Panorama of the Biosphere 2 campus.  2-02
The Biosphere 2 Colony

Biosphere 2 was to be, according to early promotions, the first phase of a 100 year project to colonize Mars.  Because the red planet lacks a breathable atmosphere, water, and food sources, colonists would need provide the necessities themselves.  The solution envisioned was for colonists to live sealed in a small scale replica of the Earth environment.  Phase one would be the building of a prototype of the self-contained structure on the Arizona desert where it could bee seen if air, water, nutrients and soil could be so fully recycled that nothing would need to be added to the closed system providing all necessary elements for human survival.  After all, Dominoes does not deliver to Mars.

The raw materials for the project were 3.15 acres of desert outside Oracle, Arizona, and 6,600 panes of glass to enclose 7.2 million cubic feet of environmental space.  With the generous application of $150 million from Texas billionaire Edward P. Bass, 3,800 plant and animal species and 4 male and 4 female human volunteers--called bionauts--would be sealed under the glass to see how well they might exist in the enormous Thermos.

If the project were successful, the bionauts would emerge 2 years later, having thrived solely on the air, water, and nutrients produced by the echo system.  As a bonus they would have performed valuable experiments and let the world know of their progress through the electronic media which would be their only connection to the outside world--except, of course the hoards of visitors paying $12.95 each to peer into the Biosphere.

Had the bionauts actually been on Mars, we would have been mourning their demise shortly after they entered the colony.  Before the doors were even sealed, it was discovered that the atmosphere would contain too much carbon dioxide, probably because the enriched soil caused microbes to produce more of the gas than the balance of plants had anticipated.  The solution was to quietly add carbon dioxide scrubbers.  Later, oxygen had to be repeatedly--and quietly--added to the atmosphere.

When the bionauts did emerge 2 years later, they had lost an average of 29 pounds.  They had also lost a few friends.  Bionaut botanist Linda Leigh, complained that the crew, continuously short on food because of crop failures, fought about food portions. "If we ever all start talking to each other," she said, "that would be a major accomplishment." 

If all experiments produced the expected results, there would be no need for experiments.  Biosphere 2 has taught at least one lesson which will be invaluable to interplanetary travelers:  Plan on being accompanied by cockroaches and ants.

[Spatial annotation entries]
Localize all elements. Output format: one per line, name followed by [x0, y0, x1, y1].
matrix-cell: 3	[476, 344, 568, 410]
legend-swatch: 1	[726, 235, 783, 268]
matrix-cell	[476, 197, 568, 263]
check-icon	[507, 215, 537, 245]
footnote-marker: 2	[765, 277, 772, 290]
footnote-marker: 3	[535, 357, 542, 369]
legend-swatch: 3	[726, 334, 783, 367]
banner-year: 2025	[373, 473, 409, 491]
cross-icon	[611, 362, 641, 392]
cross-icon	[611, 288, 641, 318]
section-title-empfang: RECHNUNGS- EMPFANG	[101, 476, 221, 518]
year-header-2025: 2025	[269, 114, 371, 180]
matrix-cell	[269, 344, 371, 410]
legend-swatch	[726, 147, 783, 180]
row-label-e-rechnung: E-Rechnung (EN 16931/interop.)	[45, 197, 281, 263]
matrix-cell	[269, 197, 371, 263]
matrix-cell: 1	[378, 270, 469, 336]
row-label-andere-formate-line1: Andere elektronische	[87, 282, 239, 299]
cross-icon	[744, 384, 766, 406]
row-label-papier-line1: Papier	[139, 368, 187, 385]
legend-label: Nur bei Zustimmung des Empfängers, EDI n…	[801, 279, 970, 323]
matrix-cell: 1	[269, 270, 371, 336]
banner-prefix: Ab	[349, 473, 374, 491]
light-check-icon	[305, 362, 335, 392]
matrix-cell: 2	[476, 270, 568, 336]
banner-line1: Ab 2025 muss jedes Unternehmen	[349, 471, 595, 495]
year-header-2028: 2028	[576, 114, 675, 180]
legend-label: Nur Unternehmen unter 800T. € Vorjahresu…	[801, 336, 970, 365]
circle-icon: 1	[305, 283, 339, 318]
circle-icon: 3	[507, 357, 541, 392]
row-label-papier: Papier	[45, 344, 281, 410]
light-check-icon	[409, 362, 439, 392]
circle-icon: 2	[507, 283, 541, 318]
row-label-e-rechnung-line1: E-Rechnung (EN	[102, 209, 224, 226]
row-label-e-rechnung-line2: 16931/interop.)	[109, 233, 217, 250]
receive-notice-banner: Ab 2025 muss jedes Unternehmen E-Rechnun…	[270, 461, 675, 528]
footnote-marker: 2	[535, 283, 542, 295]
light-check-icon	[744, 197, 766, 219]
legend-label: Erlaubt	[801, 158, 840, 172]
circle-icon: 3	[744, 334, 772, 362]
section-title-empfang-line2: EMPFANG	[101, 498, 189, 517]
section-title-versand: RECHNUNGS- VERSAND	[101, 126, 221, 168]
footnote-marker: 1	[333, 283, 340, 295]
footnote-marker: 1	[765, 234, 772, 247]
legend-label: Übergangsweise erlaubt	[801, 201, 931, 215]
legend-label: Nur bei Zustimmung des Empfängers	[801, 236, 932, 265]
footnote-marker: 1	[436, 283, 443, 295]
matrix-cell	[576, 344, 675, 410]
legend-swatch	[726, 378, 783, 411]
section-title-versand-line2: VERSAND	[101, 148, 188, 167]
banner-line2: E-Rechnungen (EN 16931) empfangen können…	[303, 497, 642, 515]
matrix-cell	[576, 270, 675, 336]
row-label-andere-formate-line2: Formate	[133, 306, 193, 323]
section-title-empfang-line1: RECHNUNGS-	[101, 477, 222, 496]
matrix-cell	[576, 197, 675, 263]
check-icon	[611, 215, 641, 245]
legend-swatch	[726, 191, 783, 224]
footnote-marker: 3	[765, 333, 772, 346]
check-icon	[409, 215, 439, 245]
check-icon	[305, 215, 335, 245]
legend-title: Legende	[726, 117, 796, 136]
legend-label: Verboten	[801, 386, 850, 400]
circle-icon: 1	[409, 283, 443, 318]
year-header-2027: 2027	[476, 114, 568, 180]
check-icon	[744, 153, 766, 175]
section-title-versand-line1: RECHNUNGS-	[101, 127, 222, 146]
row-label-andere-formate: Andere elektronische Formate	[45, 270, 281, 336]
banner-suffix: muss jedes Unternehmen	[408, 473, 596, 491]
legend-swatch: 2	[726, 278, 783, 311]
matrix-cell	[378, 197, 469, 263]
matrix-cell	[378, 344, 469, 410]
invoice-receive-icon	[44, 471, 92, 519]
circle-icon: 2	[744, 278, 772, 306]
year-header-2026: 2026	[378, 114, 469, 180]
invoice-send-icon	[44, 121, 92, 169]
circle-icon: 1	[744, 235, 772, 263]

> Stated goal
Reproduce the stretch of the Biosphere 2 article from "Biosphere 2 was" through "deliver to Mars.".

> Answer to this exercise
Biosphere 2 was to be, according to early promotions, the first phase of a 100 year project to colonize Mars.  Because the red planet lacks a breathable atmosphere, water, and food sources, colonists would need provide the necessities themselves.  The solution envisioned was for colonists to live sealed in a small scale replica of the Earth environment.  Phase one would be the building of a prototype of the self-contained structure on the Arizona desert where it could bee seen if air, water, nutrients and soil could be so fully recycled that nothing would need to be added to the closed system providing all necessary elements for human survival.  After all, Dominoes does not deliver to Mars.